Repeat the records below line for line, keeping every character as it is, but leave out the pictures.

» DATA FOR THIS EXERCISE:
────────────────────

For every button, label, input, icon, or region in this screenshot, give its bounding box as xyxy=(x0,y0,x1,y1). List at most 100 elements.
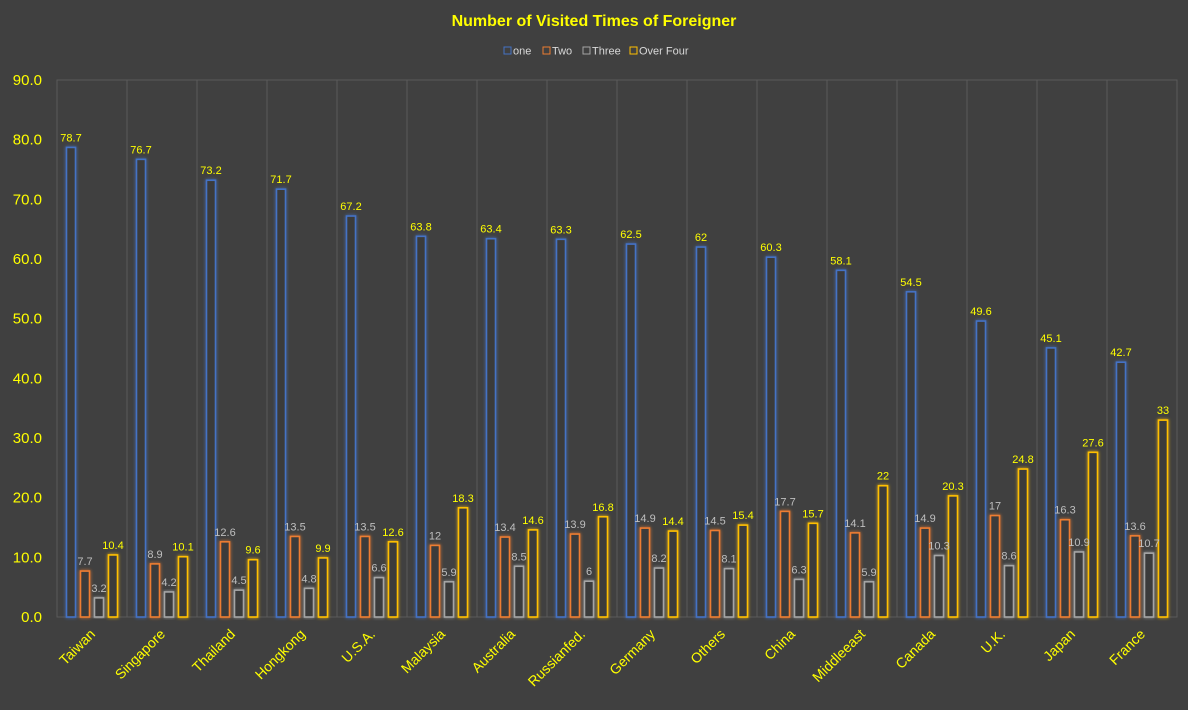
data-label-one: 67.2 xyxy=(340,201,361,213)
bar-over-four-canada xyxy=(947,495,959,618)
x-tick-label-japan: Japan xyxy=(1040,626,1078,664)
data-label-two: 12 xyxy=(429,530,441,542)
bar-two-thailand xyxy=(219,541,231,618)
x-tick-label-singapore: Singapore xyxy=(112,626,169,683)
bar-over-four-others xyxy=(737,524,749,618)
x-tick-label-canada: Canada xyxy=(892,626,938,672)
data-label-over-four: 16.8 xyxy=(592,502,613,514)
y-tick-label: 70.0 xyxy=(13,191,42,208)
x-tick-label-u-s-a: U.S.A. xyxy=(338,626,378,666)
data-label-two: 13.9 xyxy=(564,519,585,531)
data-label-one: 63.8 xyxy=(410,221,431,233)
data-label-one: 78.7 xyxy=(60,132,81,144)
bar-one-others xyxy=(695,246,707,618)
x-tick-label-australia: Australia xyxy=(468,626,518,676)
data-label-three: 10.7 xyxy=(1138,538,1159,550)
data-label-two: 12.6 xyxy=(214,527,235,539)
bar-two-middleeast xyxy=(849,532,861,618)
bar-one-thailand xyxy=(205,179,217,618)
data-label-three: 8.2 xyxy=(651,553,666,565)
data-label-two: 13.5 xyxy=(354,521,375,533)
bar-three-u-k xyxy=(1003,564,1015,618)
data-label-over-four: 12.6 xyxy=(382,527,403,539)
bar-two-malaysia xyxy=(429,544,441,618)
data-label-two: 7.7 xyxy=(77,556,92,568)
y-tick-label: 50.0 xyxy=(13,311,42,328)
data-label-one: 49.6 xyxy=(970,306,991,318)
bar-three-u-s-a xyxy=(373,576,385,618)
data-label-three: 10.9 xyxy=(1068,537,1089,549)
bar-three-china xyxy=(793,578,805,618)
data-label-one: 63.3 xyxy=(550,224,571,236)
bar-one-france xyxy=(1115,361,1127,618)
data-label-one: 73.2 xyxy=(200,165,221,177)
bar-two-germany xyxy=(639,527,651,618)
y-tick-label: 80.0 xyxy=(13,132,42,149)
bar-one-russianfed xyxy=(555,238,567,618)
bar-over-four-middleeast xyxy=(877,484,889,618)
bar-two-hongkong xyxy=(289,535,301,618)
data-label-over-four: 33 xyxy=(1157,405,1169,417)
bar-over-four-russianfed xyxy=(597,515,609,618)
data-label-over-four: 24.8 xyxy=(1012,454,1033,466)
data-label-one: 71.7 xyxy=(270,174,291,186)
data-label-two: 14.5 xyxy=(704,515,725,527)
bar-two-taiwan xyxy=(79,570,91,618)
data-label-three: 8.6 xyxy=(1001,551,1016,563)
bar-three-russianfed xyxy=(583,580,595,618)
x-tick-label-u-k: U.K. xyxy=(978,626,1009,657)
bar-one-singapore xyxy=(135,158,147,618)
legend-swatch-one xyxy=(503,46,512,55)
data-label-two: 13.6 xyxy=(1124,521,1145,533)
data-label-over-four: 14.6 xyxy=(522,515,543,527)
data-label-two: 17 xyxy=(989,501,1001,513)
x-tick-label-germany: Germany xyxy=(606,626,658,678)
y-tick-label: 20.0 xyxy=(13,490,42,507)
legend-swatch-two xyxy=(542,46,551,55)
bars xyxy=(65,146,1169,618)
x-tick-label-china: China xyxy=(761,626,798,663)
data-label-one: 63.4 xyxy=(480,224,501,236)
data-label-one: 58.1 xyxy=(830,255,851,267)
data-label-two: 14.9 xyxy=(914,513,935,525)
data-label-one: 54.5 xyxy=(900,277,921,289)
data-label-one: 60.3 xyxy=(760,242,781,254)
bar-over-four-hongkong xyxy=(317,557,329,618)
bar-over-four-singapore xyxy=(177,555,189,618)
legend: one Two Three Over Four xyxy=(503,46,689,58)
x-tick-label-taiwan: Taiwan xyxy=(56,626,98,668)
bar-three-hongkong xyxy=(303,587,315,618)
data-label-two: 13.4 xyxy=(494,522,515,534)
bar-two-canada xyxy=(919,527,931,618)
legend-label-three: Three xyxy=(592,46,621,58)
y-tick-label: 40.0 xyxy=(13,370,42,387)
data-label-over-four: 10.4 xyxy=(102,540,123,552)
bar-three-middleeast xyxy=(863,580,875,618)
bar-three-canada xyxy=(933,554,945,618)
y-tick-label: 30.0 xyxy=(13,430,42,447)
legend-swatch-over-four xyxy=(629,46,638,55)
bar-over-four-taiwan xyxy=(107,554,119,618)
bar-one-malaysia xyxy=(415,235,427,618)
data-label-three: 6 xyxy=(586,566,592,578)
data-label-three: 10.3 xyxy=(928,541,949,553)
bar-over-four-japan xyxy=(1087,451,1099,618)
bar-three-singapore xyxy=(163,591,175,618)
bar-two-others xyxy=(709,529,721,618)
data-label-two: 8.9 xyxy=(147,549,162,561)
data-label-three: 8.5 xyxy=(511,551,526,563)
x-axis-tick-labels: Taiwan Singapore Thailand Hongkong U.S.A. Mal… xyxy=(56,626,1148,690)
x-tick-label-middleeast: Middleeast xyxy=(809,626,868,685)
x-tick-label-thailand: Thailand xyxy=(189,626,238,675)
data-label-three: 8.1 xyxy=(721,554,736,566)
data-label-three: 5.9 xyxy=(861,567,876,579)
data-label-two: 13.5 xyxy=(284,521,305,533)
x-tick-label-france: France xyxy=(1106,626,1148,668)
data-label-three: 4.8 xyxy=(301,573,316,585)
data-label-over-four: 18.3 xyxy=(452,493,473,505)
bar-three-thailand xyxy=(233,589,245,618)
bar-over-four-australia xyxy=(527,529,539,618)
y-tick-label: 0.0 xyxy=(21,609,42,626)
bar-two-china xyxy=(779,510,791,618)
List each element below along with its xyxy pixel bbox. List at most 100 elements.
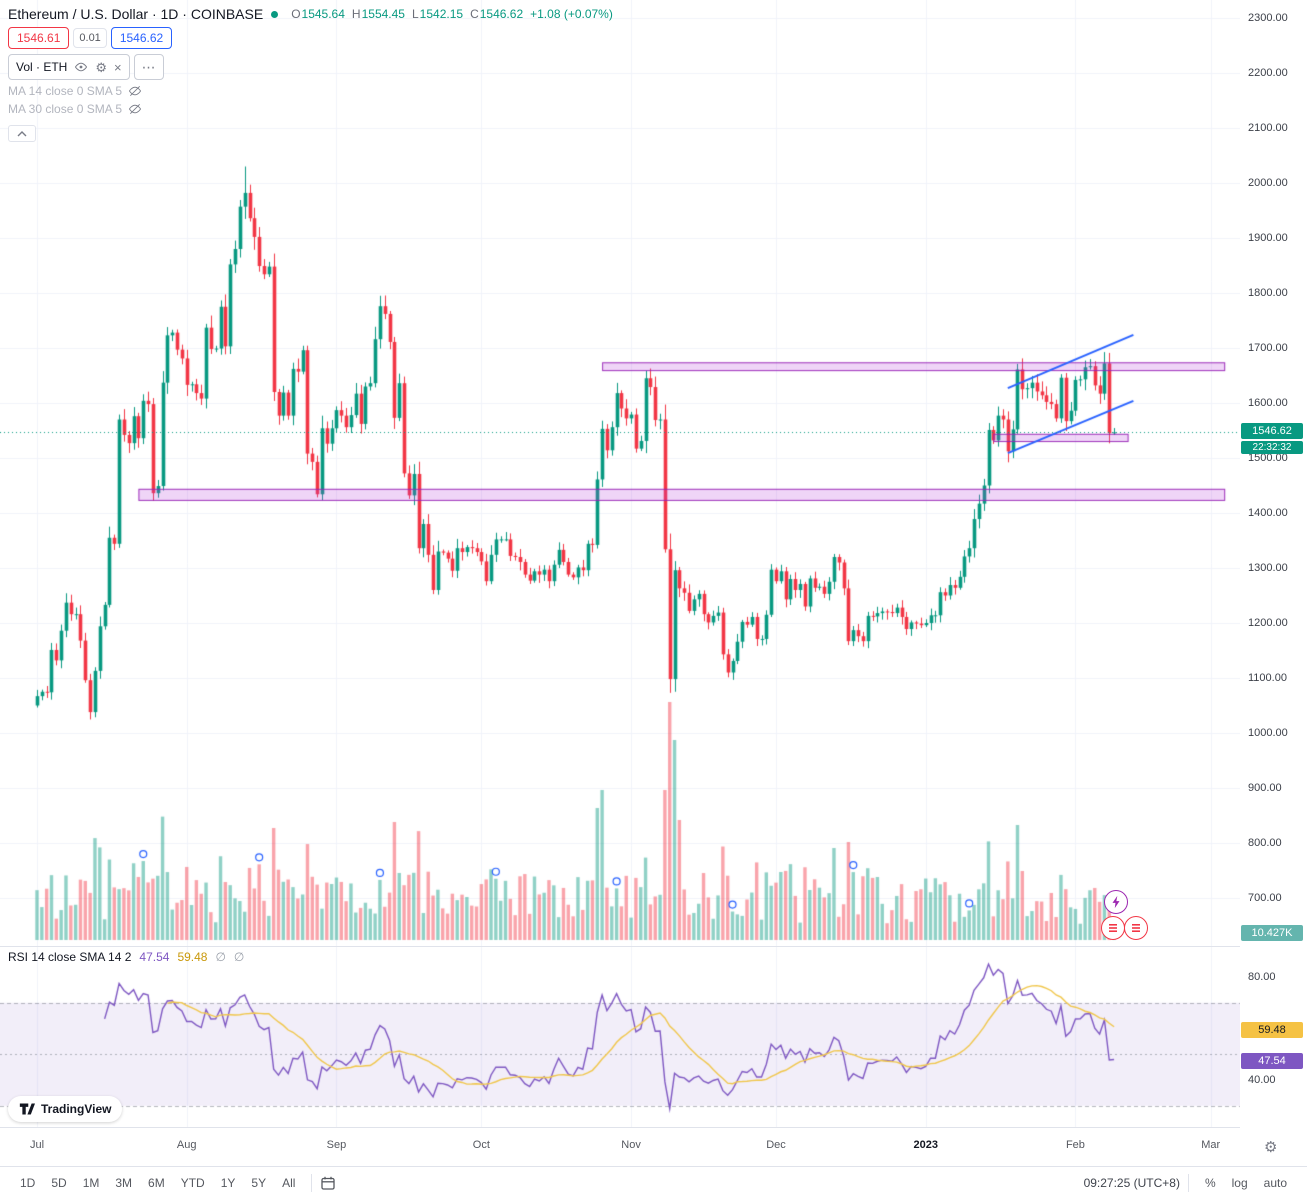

────────────────────

» SOLUTION TO THIS EXERCISE:
For every button, label, input, icon, or region in this screenshot, give its bounding box as xyxy=(x0,y0,x1,y1). List at most 100 elements.
data-label-one: 67.2 xyxy=(340,201,361,213)
bar-over-four-canada xyxy=(947,495,959,618)
x-tick-label-japan: Japan xyxy=(1040,626,1078,664)
data-label-two: 12 xyxy=(429,530,441,542)
bar-two-thailand xyxy=(219,541,231,618)
x-tick-label-singapore: Singapore xyxy=(112,626,169,683)
bar-over-four-others xyxy=(737,524,749,618)
x-tick-label-canada: Canada xyxy=(892,626,938,672)
data-label-over-four: 16.8 xyxy=(592,502,613,514)
y-tick-label: 70.0 xyxy=(13,191,42,208)
x-tick-label-u-s-a: U.S.A. xyxy=(338,626,378,666)
data-label-two: 13.9 xyxy=(564,519,585,531)
data-label-one: 63.8 xyxy=(410,221,431,233)
data-label-one: 78.7 xyxy=(60,132,81,144)
bar-one-others xyxy=(695,246,707,618)
x-tick-label-australia: Australia xyxy=(468,626,518,676)
data-label-three: 10.7 xyxy=(1138,538,1159,550)
data-label-two: 12.6 xyxy=(214,527,235,539)
bar-two-middleeast xyxy=(849,532,861,618)
bar-one-thailand xyxy=(205,179,217,618)
data-label-three: 8.2 xyxy=(651,553,666,565)
data-label-two: 13.5 xyxy=(354,521,375,533)
bar-three-u-k xyxy=(1003,564,1015,618)
data-label-over-four: 12.6 xyxy=(382,527,403,539)
bar-two-malaysia xyxy=(429,544,441,618)
data-label-two: 7.7 xyxy=(77,556,92,568)
y-tick-label: 50.0 xyxy=(13,311,42,328)
data-label-one: 49.6 xyxy=(970,306,991,318)
bar-three-u-s-a xyxy=(373,576,385,618)
data-label-three: 10.9 xyxy=(1068,537,1089,549)
bar-three-china xyxy=(793,578,805,618)
data-label-one: 63.3 xyxy=(550,224,571,236)
bar-one-france xyxy=(1115,361,1127,618)
data-label-one: 73.2 xyxy=(200,165,221,177)
bar-two-germany xyxy=(639,527,651,618)
y-tick-label: 80.0 xyxy=(13,132,42,149)
bar-one-russianfed xyxy=(555,238,567,618)
bar-over-four-middleeast xyxy=(877,484,889,618)
bar-two-hongkong xyxy=(289,535,301,618)
data-label-over-four: 33 xyxy=(1157,405,1169,417)
bar-over-four-russianfed xyxy=(597,515,609,618)
data-label-over-four: 24.8 xyxy=(1012,454,1033,466)
data-label-one: 71.7 xyxy=(270,174,291,186)
data-label-two: 14.5 xyxy=(704,515,725,527)
bar-two-taiwan xyxy=(79,570,91,618)
data-label-three: 8.6 xyxy=(1001,551,1016,563)
bar-three-russianfed xyxy=(583,580,595,618)
x-tick-label-u-k: U.K. xyxy=(978,626,1009,657)
bar-one-singapore xyxy=(135,158,147,618)
legend-swatch-one xyxy=(503,46,512,55)
data-label-two: 13.6 xyxy=(1124,521,1145,533)
data-label-over-four: 14.6 xyxy=(522,515,543,527)
data-label-two: 17 xyxy=(989,501,1001,513)
x-tick-label-germany: Germany xyxy=(606,626,658,678)
y-tick-label: 20.0 xyxy=(13,490,42,507)
legend-swatch-two xyxy=(542,46,551,55)
bars xyxy=(65,146,1169,618)
x-tick-label-china: China xyxy=(761,626,798,663)
data-label-one: 63.4 xyxy=(480,224,501,236)
data-label-one: 58.1 xyxy=(830,255,851,267)
data-label-two: 14.9 xyxy=(914,513,935,525)
data-label-one: 54.5 xyxy=(900,277,921,289)
data-label-one: 60.3 xyxy=(760,242,781,254)
bar-over-four-hongkong xyxy=(317,557,329,618)
bar-over-four-singapore xyxy=(177,555,189,618)
legend: one Two Three Over Four xyxy=(503,46,689,58)
x-tick-label-taiwan: Taiwan xyxy=(56,626,98,668)
bar-three-hongkong xyxy=(303,587,315,618)
data-label-two: 13.4 xyxy=(494,522,515,534)
bar-two-canada xyxy=(919,527,931,618)
legend-label-three: Three xyxy=(592,46,621,58)
y-tick-label: 40.0 xyxy=(13,370,42,387)
data-label-over-four: 10.4 xyxy=(102,540,123,552)
bar-three-middleeast xyxy=(863,580,875,618)
bar-three-canada xyxy=(933,554,945,618)
y-tick-label: 30.0 xyxy=(13,430,42,447)
legend-swatch-over-four xyxy=(629,46,638,55)
bar-over-four-taiwan xyxy=(107,554,119,618)
bar-one-malaysia xyxy=(415,235,427,618)
data-label-three: 6 xyxy=(586,566,592,578)
data-label-three: 10.3 xyxy=(928,541,949,553)
bar-over-four-japan xyxy=(1087,451,1099,618)
bar-three-singapore xyxy=(163,591,175,618)
bar-two-others xyxy=(709,529,721,618)
data-label-two: 8.9 xyxy=(147,549,162,561)
data-label-three: 8.5 xyxy=(511,551,526,563)
x-axis-tick-labels: Taiwan Singapore Thailand Hongkong U.S.A. Mal… xyxy=(56,626,1148,690)
x-tick-label-middleeast: Middleeast xyxy=(809,626,868,685)
x-tick-label-thailand: Thailand xyxy=(189,626,238,675)
data-label-three: 8.1 xyxy=(721,554,736,566)
data-label-three: 5.9 xyxy=(861,567,876,579)
data-label-two: 13.5 xyxy=(284,521,305,533)
x-tick-label-france: France xyxy=(1106,626,1148,668)
data-label-three: 4.8 xyxy=(301,573,316,585)
data-label-over-four: 18.3 xyxy=(452,493,473,505)
bar-three-thailand xyxy=(233,589,245,618)
bar-over-four-australia xyxy=(527,529,539,618)
y-tick-label: 0.0 xyxy=(21,609,42,626)
bar-two-china xyxy=(779,510,791,618)
List each element below along with its xyxy pixel bbox. List at most 100 elements.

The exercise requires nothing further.